** Required task **
Reproduce only this part of the listing: the line with "Convert this screenshot", plus every line after it through the last.
● ● ● ● ● ● ●
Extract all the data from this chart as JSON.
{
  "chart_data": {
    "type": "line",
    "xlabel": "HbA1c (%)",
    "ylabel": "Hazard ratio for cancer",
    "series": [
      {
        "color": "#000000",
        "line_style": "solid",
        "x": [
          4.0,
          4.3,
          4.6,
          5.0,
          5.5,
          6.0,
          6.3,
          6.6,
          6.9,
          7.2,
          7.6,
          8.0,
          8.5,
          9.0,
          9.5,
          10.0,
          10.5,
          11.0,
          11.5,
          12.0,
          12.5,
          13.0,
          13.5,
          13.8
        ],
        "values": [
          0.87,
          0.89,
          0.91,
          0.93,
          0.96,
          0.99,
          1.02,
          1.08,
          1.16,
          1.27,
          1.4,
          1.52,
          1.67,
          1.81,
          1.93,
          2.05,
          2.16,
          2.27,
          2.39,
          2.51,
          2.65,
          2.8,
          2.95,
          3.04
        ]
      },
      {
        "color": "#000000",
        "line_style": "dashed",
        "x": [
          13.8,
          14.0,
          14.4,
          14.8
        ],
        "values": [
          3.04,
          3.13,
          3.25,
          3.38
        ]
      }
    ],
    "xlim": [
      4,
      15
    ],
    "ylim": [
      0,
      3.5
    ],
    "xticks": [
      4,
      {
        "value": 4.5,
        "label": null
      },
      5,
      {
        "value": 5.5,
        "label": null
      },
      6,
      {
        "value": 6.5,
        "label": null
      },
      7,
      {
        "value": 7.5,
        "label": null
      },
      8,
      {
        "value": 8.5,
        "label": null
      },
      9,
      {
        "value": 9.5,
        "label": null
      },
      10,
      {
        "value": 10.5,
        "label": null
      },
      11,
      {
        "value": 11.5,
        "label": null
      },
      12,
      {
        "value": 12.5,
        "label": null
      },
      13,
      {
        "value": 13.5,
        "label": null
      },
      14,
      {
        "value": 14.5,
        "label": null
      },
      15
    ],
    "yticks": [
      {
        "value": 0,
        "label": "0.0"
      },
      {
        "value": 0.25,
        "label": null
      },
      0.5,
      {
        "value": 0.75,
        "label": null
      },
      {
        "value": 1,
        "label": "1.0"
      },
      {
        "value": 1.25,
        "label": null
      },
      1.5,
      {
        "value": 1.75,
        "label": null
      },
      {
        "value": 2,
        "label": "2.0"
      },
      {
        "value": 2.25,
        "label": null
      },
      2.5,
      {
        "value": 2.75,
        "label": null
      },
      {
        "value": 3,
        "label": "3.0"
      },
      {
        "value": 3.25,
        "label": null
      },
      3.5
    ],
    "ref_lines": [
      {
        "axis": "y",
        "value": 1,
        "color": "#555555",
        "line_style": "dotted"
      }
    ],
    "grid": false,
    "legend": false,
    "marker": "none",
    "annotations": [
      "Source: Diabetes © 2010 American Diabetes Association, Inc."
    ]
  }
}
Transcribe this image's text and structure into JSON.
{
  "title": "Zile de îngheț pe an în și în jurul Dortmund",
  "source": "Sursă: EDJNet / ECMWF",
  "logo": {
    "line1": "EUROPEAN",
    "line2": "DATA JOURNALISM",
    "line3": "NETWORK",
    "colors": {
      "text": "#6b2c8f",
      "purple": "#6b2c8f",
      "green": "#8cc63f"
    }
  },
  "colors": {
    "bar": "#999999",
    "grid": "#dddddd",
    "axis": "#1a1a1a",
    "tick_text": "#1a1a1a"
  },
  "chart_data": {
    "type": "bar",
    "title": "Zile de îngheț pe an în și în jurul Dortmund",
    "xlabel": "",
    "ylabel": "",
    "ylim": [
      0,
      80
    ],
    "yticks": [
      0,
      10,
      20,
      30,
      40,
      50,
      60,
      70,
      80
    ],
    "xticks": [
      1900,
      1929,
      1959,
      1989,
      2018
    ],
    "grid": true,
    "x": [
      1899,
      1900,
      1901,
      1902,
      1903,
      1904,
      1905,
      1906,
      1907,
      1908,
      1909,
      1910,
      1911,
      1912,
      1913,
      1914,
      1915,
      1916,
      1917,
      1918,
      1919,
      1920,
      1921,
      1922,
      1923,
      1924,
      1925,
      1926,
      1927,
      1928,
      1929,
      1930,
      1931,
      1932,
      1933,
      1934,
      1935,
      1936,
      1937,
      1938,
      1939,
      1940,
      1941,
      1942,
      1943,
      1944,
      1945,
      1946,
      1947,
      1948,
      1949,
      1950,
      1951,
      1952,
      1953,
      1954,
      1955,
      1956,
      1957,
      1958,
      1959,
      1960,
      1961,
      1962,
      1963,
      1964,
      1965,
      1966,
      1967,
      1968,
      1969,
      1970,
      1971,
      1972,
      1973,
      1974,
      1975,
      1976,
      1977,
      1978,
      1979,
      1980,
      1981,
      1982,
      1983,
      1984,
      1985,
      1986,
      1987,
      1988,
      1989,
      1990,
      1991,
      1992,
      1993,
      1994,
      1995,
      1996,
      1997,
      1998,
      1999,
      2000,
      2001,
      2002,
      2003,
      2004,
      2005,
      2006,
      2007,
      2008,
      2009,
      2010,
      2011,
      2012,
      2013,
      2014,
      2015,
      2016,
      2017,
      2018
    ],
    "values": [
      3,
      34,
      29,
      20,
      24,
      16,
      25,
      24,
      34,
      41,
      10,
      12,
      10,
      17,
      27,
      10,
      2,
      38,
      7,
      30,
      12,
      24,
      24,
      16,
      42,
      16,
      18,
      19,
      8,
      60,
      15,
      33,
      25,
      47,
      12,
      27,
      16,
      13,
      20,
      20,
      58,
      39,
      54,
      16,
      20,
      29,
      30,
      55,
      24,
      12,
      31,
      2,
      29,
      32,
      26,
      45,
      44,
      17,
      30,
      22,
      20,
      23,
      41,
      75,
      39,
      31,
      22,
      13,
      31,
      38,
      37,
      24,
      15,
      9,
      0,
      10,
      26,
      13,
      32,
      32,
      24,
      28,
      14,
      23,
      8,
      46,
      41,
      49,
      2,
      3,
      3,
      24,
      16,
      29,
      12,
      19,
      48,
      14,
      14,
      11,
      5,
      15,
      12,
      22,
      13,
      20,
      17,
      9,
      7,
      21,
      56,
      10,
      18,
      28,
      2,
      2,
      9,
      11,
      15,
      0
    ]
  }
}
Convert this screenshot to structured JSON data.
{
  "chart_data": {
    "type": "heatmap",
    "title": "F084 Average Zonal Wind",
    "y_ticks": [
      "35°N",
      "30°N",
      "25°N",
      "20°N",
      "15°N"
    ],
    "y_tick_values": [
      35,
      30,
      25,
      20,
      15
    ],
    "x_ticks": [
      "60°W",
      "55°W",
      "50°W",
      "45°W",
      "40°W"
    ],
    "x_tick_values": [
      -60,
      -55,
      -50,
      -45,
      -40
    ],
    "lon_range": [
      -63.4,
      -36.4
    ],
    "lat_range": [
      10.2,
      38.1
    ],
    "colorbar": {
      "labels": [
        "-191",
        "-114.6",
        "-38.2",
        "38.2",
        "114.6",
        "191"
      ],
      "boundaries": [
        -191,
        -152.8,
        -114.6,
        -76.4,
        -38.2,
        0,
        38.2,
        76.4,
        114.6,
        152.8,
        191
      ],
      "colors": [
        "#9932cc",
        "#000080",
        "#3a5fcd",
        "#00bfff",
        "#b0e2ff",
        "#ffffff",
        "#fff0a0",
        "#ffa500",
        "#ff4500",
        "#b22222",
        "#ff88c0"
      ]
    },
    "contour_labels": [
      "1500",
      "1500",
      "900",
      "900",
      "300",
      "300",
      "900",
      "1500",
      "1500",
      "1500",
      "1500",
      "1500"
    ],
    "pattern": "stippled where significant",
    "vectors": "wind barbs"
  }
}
● ● ● ● ● ● ●
** Correct result **
Convert this screenshot to structured JSON data.
{
  "chart_data": {
    "type": "heatmap",
    "title": "F084 Average Zonal Wind",
    "y_ticks": [
      "35°N",
      "30°N",
      "25°N",
      "20°N",
      "15°N"
    ],
    "y_tick_values": [
      35,
      30,
      25,
      20,
      15
    ],
    "x_ticks": [
      "60°W",
      "55°W",
      "50°W",
      "45°W",
      "40°W"
    ],
    "x_tick_values": [
      -60,
      -55,
      -50,
      -45,
      -40
    ],
    "lon_range": [
      -63.4,
      -36.4
    ],
    "lat_range": [
      10.2,
      38.1
    ],
    "colorbar": {
      "labels": [
        "-191",
        "-114.6",
        "-38.2",
        "38.2",
        "114.6",
        "191"
      ],
      "boundaries": [
        -191,
        -152.8,
        -114.6,
        -76.4,
        -38.2,
        0,
        38.2,
        76.4,
        114.6,
        152.8,
        191
      ],
      "colors": [
        "#9932cc",
        "#000080",
        "#3a5fcd",
        "#00bfff",
        "#b0e2ff",
        "#ffffff",
        "#fff0a0",
        "#ffa500",
        "#ff4500",
        "#b22222",
        "#ff88c0"
      ]
    },
    "contour_labels": [
      "1500",
      "1500",
      "900",
      "900",
      "300",
      "300",
      "900",
      "1500",
      "1500",
      "1500",
      "1500",
      "1500"
    ],
    "pattern": "stippled where significant",
    "vectors": "wind barbs"
  }
}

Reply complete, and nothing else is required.